◆ What this task involves
Return the lines below that carry the word "adaptive".

◆ Data listing
◇ ◇ ◇ ◇
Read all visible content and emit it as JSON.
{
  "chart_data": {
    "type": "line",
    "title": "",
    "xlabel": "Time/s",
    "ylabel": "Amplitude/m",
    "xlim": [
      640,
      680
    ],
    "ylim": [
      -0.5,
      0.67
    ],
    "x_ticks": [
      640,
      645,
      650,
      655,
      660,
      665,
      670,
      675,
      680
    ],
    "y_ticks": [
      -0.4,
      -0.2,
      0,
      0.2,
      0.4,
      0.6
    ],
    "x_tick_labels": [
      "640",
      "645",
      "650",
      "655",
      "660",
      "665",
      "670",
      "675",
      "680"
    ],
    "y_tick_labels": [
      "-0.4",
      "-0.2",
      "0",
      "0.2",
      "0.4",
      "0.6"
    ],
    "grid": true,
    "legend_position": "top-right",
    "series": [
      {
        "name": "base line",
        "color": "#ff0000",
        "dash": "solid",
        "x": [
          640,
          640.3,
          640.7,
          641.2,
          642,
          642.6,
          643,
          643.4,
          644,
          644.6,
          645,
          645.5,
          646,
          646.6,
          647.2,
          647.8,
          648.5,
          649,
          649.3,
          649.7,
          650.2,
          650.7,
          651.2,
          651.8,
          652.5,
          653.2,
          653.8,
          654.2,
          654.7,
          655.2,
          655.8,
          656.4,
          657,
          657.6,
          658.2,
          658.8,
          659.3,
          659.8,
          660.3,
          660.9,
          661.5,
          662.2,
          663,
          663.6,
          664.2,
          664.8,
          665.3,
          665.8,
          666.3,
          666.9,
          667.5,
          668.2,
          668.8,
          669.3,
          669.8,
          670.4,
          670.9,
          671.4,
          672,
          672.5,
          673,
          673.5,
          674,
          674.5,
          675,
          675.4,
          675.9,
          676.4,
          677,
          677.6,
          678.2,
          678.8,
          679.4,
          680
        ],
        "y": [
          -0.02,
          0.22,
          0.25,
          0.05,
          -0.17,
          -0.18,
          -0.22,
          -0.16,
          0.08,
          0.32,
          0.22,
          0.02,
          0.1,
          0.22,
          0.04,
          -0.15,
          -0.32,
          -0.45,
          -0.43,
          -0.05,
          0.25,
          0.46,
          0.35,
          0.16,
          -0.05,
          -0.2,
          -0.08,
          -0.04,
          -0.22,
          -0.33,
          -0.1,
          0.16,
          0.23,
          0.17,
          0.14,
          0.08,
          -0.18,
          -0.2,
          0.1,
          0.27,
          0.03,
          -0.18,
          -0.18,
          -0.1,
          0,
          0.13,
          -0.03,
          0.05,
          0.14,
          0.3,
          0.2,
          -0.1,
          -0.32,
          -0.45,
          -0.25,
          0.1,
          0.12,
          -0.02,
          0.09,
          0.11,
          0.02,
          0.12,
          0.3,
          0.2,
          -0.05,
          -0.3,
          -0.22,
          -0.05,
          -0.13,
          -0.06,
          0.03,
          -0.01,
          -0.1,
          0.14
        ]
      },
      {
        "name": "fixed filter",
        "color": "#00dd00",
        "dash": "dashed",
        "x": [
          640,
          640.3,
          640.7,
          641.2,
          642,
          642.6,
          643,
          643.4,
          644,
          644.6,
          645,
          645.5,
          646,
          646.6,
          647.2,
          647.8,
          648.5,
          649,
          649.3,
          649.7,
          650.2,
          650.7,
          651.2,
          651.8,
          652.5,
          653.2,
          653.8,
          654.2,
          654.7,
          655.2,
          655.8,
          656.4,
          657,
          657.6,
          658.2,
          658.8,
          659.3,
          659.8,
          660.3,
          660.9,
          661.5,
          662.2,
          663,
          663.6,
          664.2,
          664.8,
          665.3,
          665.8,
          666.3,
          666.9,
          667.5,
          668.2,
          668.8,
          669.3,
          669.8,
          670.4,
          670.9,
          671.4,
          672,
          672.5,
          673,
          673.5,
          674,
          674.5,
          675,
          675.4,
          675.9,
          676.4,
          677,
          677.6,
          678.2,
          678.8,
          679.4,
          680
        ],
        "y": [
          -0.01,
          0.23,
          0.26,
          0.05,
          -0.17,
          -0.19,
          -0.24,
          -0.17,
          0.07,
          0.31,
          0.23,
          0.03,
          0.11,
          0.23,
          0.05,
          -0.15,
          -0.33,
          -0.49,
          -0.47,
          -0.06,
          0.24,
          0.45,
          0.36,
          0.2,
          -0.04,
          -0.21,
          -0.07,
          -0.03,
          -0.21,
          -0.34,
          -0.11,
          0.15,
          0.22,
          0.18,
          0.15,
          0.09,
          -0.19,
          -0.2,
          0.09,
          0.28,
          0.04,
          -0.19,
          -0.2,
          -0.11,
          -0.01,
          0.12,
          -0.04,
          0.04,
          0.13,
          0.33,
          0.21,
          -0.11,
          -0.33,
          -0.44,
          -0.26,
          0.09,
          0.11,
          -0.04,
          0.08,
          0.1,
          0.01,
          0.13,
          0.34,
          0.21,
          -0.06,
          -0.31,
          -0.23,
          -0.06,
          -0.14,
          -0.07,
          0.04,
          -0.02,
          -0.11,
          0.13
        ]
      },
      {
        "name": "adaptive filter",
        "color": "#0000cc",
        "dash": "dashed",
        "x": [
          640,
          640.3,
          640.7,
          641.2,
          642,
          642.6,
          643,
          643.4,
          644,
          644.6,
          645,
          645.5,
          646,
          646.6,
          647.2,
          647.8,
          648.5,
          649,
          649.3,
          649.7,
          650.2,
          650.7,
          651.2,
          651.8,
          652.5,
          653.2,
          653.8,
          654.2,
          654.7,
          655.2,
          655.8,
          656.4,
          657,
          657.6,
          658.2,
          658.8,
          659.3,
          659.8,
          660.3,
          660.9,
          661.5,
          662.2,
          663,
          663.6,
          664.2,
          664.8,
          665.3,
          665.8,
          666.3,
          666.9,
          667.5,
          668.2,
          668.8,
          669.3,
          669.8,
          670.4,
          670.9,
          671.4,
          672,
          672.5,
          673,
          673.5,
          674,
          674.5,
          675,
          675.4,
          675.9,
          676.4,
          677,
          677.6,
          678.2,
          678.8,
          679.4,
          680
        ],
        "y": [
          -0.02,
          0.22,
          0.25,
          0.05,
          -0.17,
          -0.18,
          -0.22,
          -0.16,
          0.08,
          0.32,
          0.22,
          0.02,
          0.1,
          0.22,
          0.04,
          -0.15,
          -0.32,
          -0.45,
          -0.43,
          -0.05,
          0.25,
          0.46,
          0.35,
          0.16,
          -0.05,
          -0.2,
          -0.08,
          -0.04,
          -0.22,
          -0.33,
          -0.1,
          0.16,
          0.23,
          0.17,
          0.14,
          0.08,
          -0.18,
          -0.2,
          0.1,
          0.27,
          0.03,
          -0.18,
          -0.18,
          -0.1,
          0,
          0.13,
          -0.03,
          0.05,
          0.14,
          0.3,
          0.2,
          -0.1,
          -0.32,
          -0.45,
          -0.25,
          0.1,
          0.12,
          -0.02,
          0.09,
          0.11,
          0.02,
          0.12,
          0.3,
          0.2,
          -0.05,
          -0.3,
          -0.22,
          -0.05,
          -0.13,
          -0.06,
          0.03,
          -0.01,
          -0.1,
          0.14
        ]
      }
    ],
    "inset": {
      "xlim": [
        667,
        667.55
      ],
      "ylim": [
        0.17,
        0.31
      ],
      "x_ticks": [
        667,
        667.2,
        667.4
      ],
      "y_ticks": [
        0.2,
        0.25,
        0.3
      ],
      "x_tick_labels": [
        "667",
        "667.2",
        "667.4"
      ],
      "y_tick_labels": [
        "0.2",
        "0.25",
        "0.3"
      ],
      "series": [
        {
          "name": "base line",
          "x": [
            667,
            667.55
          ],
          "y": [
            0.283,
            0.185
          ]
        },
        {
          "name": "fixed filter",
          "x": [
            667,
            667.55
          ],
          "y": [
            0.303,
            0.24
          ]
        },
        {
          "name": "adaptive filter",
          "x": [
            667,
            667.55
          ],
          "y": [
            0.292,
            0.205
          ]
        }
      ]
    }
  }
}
◇ ◇ ◇ ◇
◆ Expected answer
        "name": "adaptive filter",
          "name": "adaptive filter",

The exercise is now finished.